Input material>
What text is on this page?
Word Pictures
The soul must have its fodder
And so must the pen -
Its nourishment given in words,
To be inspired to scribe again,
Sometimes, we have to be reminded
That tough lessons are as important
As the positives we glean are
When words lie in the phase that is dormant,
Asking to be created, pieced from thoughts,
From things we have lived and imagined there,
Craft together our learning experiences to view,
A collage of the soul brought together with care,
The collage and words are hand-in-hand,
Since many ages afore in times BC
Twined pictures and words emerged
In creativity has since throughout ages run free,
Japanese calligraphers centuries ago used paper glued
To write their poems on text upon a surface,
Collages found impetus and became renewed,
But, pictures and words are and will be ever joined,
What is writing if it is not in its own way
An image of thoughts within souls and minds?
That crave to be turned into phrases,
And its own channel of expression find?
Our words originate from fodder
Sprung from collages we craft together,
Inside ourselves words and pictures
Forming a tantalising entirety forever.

...

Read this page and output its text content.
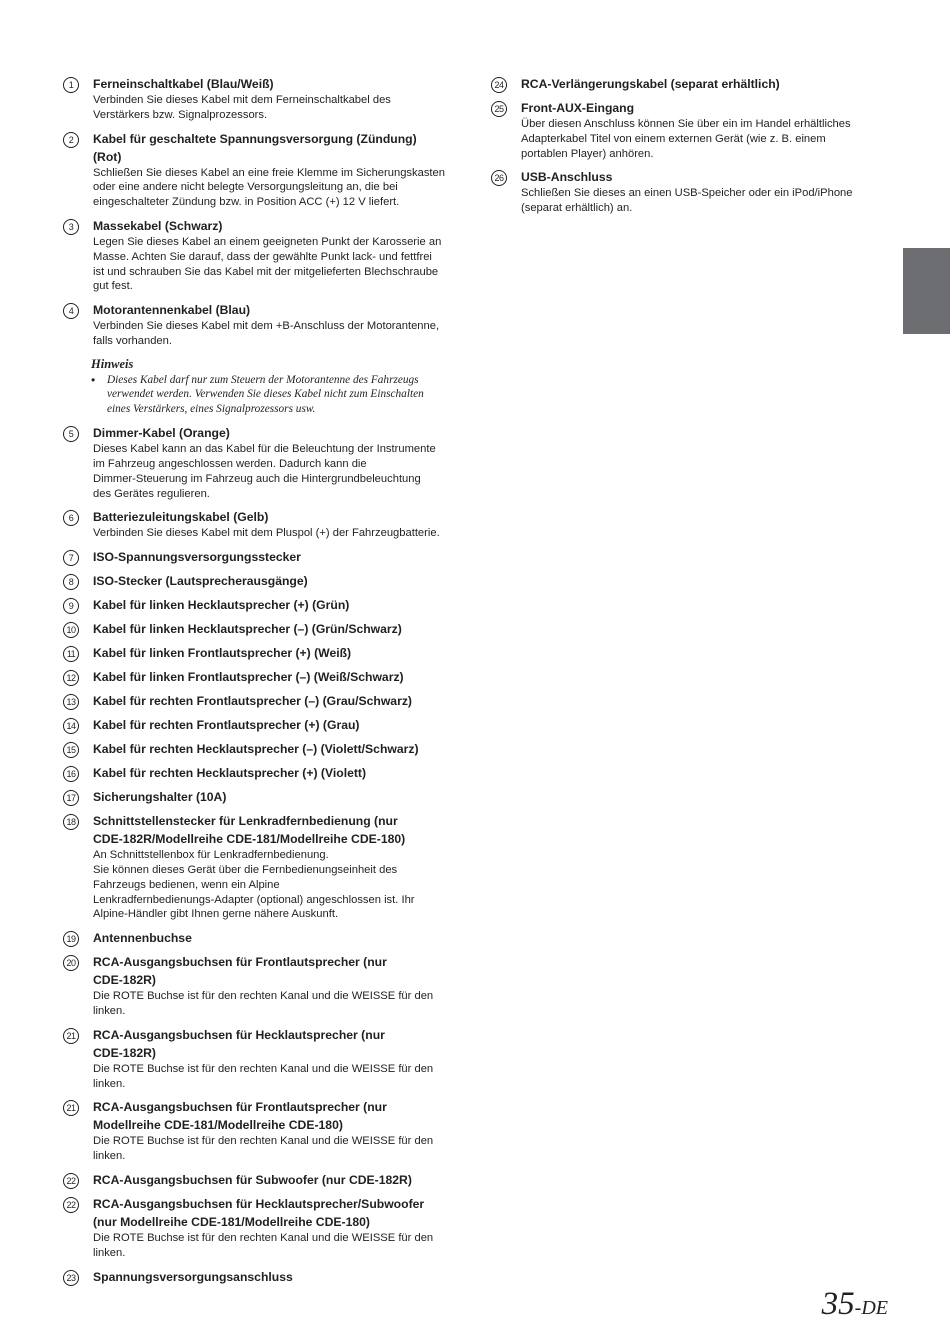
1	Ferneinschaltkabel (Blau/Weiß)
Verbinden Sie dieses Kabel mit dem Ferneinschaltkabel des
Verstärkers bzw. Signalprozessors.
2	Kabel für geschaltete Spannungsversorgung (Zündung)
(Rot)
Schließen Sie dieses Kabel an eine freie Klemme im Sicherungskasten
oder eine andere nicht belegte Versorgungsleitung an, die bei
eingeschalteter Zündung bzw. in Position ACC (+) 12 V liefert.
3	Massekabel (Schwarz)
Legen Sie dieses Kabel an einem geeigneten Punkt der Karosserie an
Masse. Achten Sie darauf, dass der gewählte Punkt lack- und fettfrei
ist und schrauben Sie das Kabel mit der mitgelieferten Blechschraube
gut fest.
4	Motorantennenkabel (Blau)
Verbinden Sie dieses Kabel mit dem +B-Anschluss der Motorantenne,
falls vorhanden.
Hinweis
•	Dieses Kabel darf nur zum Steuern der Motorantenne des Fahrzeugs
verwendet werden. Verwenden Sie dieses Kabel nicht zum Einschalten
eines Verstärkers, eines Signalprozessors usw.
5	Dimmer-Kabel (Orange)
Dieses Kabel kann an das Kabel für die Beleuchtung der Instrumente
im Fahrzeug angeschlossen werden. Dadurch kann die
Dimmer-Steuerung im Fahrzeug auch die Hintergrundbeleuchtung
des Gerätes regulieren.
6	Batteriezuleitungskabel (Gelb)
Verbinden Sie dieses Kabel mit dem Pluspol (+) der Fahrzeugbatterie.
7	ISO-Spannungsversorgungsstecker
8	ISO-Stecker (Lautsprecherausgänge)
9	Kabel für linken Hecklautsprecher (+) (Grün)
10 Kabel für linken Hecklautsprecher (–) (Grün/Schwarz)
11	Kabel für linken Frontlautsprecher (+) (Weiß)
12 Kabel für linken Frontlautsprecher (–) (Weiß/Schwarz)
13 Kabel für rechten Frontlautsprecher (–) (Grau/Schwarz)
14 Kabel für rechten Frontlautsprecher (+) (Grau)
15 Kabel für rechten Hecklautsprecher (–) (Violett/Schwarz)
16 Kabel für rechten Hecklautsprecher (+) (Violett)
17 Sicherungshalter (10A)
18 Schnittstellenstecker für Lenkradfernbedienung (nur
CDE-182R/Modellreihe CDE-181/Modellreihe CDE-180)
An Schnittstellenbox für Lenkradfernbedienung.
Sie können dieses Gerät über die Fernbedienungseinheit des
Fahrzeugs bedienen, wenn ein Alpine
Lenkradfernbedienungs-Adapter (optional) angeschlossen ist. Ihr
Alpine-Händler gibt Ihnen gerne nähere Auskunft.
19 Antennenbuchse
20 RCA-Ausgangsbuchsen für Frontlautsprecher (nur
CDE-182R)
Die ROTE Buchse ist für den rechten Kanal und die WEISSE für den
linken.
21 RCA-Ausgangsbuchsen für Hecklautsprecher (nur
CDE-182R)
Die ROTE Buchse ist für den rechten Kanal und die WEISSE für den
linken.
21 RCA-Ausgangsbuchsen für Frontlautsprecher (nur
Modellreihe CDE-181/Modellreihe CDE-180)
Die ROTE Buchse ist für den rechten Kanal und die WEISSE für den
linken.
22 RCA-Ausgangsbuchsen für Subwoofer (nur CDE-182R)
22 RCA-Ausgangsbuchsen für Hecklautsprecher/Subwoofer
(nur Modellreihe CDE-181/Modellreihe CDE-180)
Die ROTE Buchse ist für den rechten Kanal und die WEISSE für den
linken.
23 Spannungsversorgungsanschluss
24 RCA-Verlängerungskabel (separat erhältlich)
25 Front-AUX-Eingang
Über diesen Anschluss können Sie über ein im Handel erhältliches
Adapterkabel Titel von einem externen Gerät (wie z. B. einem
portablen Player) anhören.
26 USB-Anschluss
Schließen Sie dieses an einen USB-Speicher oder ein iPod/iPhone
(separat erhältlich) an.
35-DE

* * *

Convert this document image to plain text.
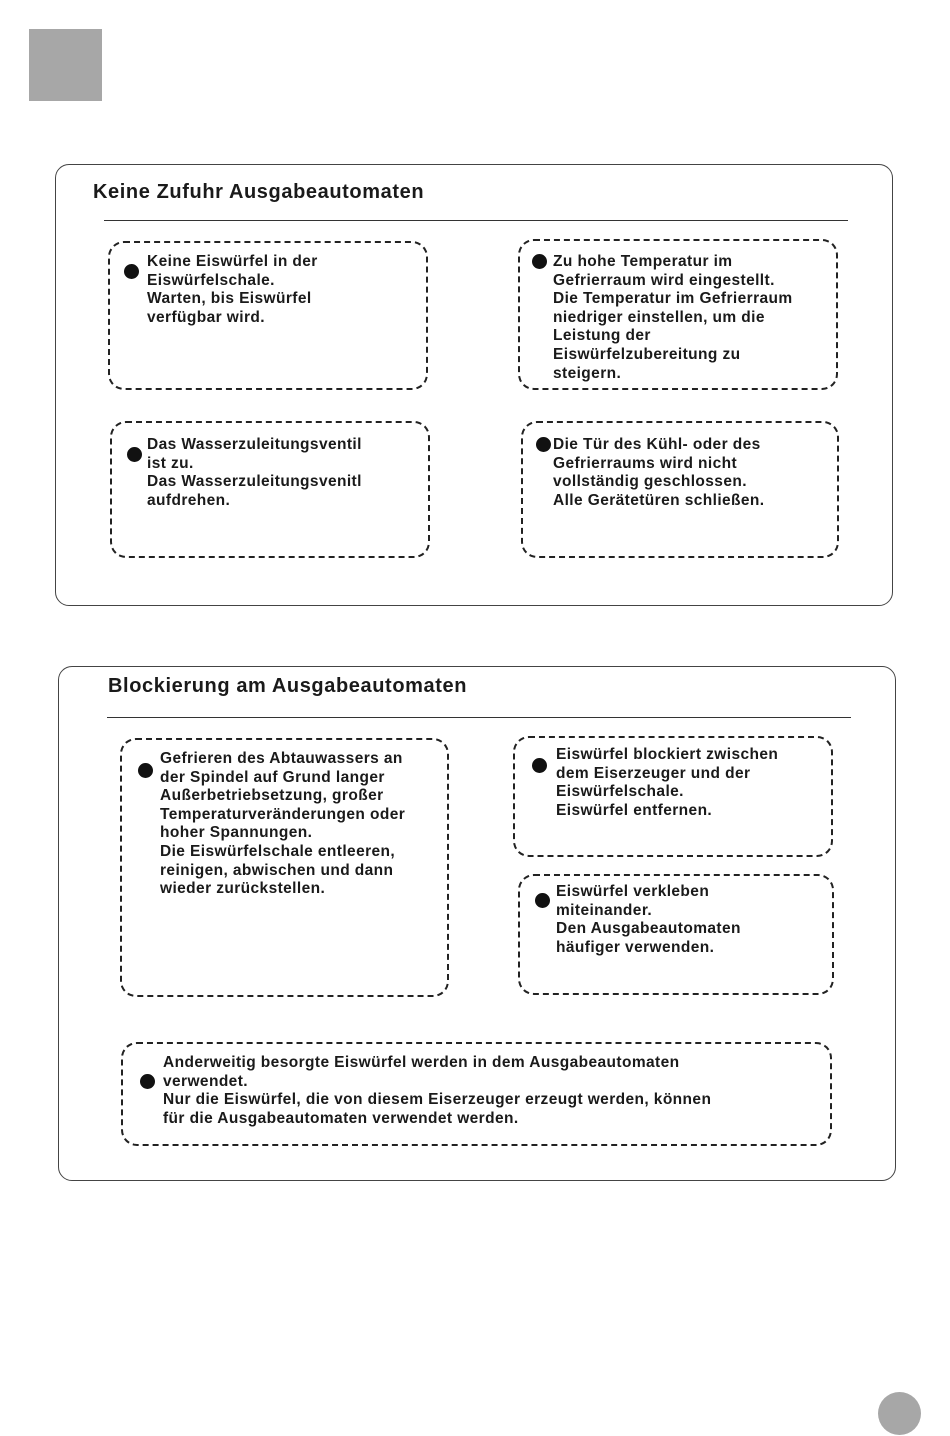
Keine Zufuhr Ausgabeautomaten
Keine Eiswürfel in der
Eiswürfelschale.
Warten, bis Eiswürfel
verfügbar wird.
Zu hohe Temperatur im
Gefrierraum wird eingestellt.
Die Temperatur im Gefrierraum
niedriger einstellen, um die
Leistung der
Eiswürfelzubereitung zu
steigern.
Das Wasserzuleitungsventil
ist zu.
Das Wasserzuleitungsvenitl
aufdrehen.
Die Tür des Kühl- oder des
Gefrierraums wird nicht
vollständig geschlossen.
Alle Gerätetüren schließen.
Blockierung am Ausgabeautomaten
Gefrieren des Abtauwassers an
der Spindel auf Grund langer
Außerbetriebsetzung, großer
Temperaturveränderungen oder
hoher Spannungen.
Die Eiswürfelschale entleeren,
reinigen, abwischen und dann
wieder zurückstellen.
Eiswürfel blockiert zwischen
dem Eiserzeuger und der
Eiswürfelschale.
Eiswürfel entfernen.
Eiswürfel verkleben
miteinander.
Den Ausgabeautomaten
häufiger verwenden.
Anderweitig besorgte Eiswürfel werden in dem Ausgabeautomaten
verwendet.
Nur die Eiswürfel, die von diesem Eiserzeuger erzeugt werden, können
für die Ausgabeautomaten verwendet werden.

Short task>
Select every line above that contains the word "together", and copy it.

Answer to the task>
Craft together our learning experiences to view,
A collage of the soul brought together with care,
Sprung from collages we craft together,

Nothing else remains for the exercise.